Your task: From the passage on reclaiming the word "pussy," reproduce word for word the portion starting at "But can we, with" and ending at "rethink the word.".

Text provided:
------------------------

But can we, with a force like Pussy Riot putting the word front and center, change those perceptions and turn pussy into something strong? Something that's ours? Several women already have — a trend that's explored by Slate's Lindsay Zoladz in her recent article "Pussy Is Having a Moment." Zoldaz writes:

Post-riot grrrl, efforts to recontextualize pussy have dwindled -- until this year. And while Pussy Riot may have been the force that drove this over the edge, there have been several other -- if less widely publicized -- instances in 2012 of female musicians asking listeners to confront and rethink the word.

Zoldaz cites Australian rapper Iggy Azealia and her breakthrough single "PU$$Y" as an example, as well as Canadian eletro-artist Grimes (A.K.A. Claire Boucher) who has gone farther than simply saying the word "pussy" and has actually released a whole vagina-shaped jewelry line called Pussy Rings.

------------------------

Extracted data entries:
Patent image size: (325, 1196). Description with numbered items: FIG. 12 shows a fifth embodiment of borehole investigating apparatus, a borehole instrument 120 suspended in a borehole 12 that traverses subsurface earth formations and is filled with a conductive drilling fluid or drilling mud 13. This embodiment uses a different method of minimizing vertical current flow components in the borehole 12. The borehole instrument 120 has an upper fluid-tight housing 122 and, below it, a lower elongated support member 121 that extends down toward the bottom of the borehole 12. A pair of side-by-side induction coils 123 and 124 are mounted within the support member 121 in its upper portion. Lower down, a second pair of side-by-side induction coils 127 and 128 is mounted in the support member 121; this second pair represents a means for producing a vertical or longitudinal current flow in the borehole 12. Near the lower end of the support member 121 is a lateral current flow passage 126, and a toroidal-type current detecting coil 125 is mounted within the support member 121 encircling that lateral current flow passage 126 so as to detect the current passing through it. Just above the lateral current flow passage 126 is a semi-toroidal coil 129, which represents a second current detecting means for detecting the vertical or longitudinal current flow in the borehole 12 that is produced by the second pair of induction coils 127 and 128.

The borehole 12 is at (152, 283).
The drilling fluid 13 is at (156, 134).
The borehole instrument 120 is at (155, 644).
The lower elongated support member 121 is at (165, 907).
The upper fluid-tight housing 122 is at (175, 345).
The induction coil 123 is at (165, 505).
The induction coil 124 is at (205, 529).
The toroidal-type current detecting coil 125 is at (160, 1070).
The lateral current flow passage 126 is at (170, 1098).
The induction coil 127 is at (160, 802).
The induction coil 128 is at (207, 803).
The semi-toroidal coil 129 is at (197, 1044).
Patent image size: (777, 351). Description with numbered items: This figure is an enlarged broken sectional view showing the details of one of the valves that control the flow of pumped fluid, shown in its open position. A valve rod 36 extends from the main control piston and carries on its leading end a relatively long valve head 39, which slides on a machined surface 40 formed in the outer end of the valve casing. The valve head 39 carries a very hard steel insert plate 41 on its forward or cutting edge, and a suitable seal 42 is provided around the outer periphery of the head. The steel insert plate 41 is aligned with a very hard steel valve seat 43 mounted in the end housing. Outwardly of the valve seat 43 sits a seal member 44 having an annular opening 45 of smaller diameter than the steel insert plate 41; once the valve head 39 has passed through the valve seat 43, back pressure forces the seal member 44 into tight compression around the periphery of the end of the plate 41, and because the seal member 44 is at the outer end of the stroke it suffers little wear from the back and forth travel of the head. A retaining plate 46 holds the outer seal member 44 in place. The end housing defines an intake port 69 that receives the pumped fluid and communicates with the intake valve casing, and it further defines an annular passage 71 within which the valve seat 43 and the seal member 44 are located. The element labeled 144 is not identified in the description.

------------------------

Result of this task:
But can we, with a force like Pussy Riot putting the word front and center, change those perceptions and turn pussy into something strong? Something that's ours? Several women already have — a trend that's explored by Slate's Lindsay Zoladz in her recent article "Pussy Is Having a Moment." Zoldaz writes:

Post-riot grrrl, efforts to recontextualize pussy have dwindled -- until this year. And while Pussy Riot may have been the force that drove this over the edge, there have been several other -- if less widely publicized -- instances in 2012 of female musicians asking listeners to confront and rethink the word.